> _Challenge_:
What is needed here is an exact copy of every entry.
##### Extracted data #####
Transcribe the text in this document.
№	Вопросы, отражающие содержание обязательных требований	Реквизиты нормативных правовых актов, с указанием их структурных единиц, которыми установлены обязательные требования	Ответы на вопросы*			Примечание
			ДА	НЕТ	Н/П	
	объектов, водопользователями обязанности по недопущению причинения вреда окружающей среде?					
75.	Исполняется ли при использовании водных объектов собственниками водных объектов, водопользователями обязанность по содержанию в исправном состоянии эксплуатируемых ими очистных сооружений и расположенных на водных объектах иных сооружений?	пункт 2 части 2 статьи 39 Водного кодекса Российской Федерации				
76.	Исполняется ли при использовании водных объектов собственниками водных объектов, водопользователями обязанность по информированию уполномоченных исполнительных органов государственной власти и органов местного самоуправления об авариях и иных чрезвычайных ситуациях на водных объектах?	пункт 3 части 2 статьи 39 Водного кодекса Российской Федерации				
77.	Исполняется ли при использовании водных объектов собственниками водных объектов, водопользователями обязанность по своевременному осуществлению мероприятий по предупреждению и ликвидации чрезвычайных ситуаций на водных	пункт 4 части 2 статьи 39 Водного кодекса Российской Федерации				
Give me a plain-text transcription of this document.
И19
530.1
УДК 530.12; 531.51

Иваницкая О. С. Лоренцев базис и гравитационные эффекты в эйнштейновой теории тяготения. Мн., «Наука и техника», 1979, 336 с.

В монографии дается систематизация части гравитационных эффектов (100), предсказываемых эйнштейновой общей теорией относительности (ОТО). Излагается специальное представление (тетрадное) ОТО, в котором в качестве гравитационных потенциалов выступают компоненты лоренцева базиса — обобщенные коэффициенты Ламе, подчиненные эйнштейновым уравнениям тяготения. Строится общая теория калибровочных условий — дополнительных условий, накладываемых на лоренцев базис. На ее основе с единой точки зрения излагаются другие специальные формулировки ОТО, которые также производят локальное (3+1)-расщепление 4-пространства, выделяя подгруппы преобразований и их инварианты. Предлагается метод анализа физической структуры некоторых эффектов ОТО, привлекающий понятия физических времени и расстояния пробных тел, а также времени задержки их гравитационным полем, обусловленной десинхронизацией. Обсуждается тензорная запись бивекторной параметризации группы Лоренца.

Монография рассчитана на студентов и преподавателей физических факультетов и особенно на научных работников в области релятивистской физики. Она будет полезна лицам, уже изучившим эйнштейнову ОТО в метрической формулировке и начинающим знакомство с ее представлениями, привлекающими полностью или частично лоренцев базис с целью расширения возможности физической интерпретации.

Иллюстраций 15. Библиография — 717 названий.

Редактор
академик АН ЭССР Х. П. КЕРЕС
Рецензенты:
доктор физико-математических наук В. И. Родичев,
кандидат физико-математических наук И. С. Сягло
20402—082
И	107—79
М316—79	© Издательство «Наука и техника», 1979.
#####
> _Right answer_:
Transcribe the text in this document.
№	Вопросы, отражающие содержание обязательных требований	Реквизиты нормативных правовых актов, с указанием их структурных единиц, которыми установлены обязательные требования	Ответы на вопросы*			Примечание
			ДА	НЕТ	Н/П	
	объектов, водопользователями обязанности по недопущению причинения вреда окружающей среде?					
75.	Исполняется ли при использовании водных объектов собственниками водных объектов, водопользователями обязанность по содержанию в исправном состоянии эксплуатируемых ими очистных сооружений и расположенных на водных объектах иных сооружений?	пункт 2 части 2 статьи 39 Водного кодекса Российской Федерации				
76.	Исполняется ли при использовании водных объектов собственниками водных объектов, водопользователями обязанность по информированию уполномоченных исполнительных органов государственной власти и органов местного самоуправления об авариях и иных чрезвычайных ситуациях на водных объектах?	пункт 3 части 2 статьи 39 Водного кодекса Российской Федерации				
77.	Исполняется ли при использовании водных объектов собственниками водных объектов, водопользователями обязанность по своевременному осуществлению мероприятий по предупреждению и ликвидации чрезвычайных ситуаций на водных	пункт 4 части 2 статьи 39 Водного кодекса Российской Федерации				
Give me a plain-text transcription of this document.
И19
530.1
УДК 530.12; 531.51

Иваницкая О. С. Лоренцев базис и гравитационные эффекты в эйнштейновой теории тяготения. Мн., «Наука и техника», 1979, 336 с.

В монографии дается систематизация части гравитационных эффектов (100), предсказываемых эйнштейновой общей теорией относительности (ОТО). Излагается специальное представление (тетрадное) ОТО, в котором в качестве гравитационных потенциалов выступают компоненты лоренцева базиса — обобщенные коэффициенты Ламе, подчиненные эйнштейновым уравнениям тяготения. Строится общая теория калибровочных условий — дополнительных условий, накладываемых на лоренцев базис. На ее основе с единой точки зрения излагаются другие специальные формулировки ОТО, которые также производят локальное (3+1)-расщепление 4-пространства, выделяя подгруппы преобразований и их инварианты. Предлагается метод анализа физической структуры некоторых эффектов ОТО, привлекающий понятия физических времени и расстояния пробных тел, а также времени задержки их гравитационным полем, обусловленной десинхронизацией. Обсуждается тензорная запись бивекторной параметризации группы Лоренца.

Монография рассчитана на студентов и преподавателей физических факультетов и особенно на научных работников в области релятивистской физики. Она будет полезна лицам, уже изучившим эйнштейнову ОТО в метрической формулировке и начинающим знакомство с ее представлениями, привлекающими полностью или частично лоренцев базис с целью расширения возможности физической интерпретации.

Иллюстраций 15. Библиография — 717 названий.

Редактор
академик АН ЭССР Х. П. КЕРЕС
Рецензенты:
доктор физико-математических наук В. И. Родичев,
кандидат физико-математических наук И. С. Сягло
20402—082
И	107—79
М316—79	© Издательство «Наука и техника», 1979.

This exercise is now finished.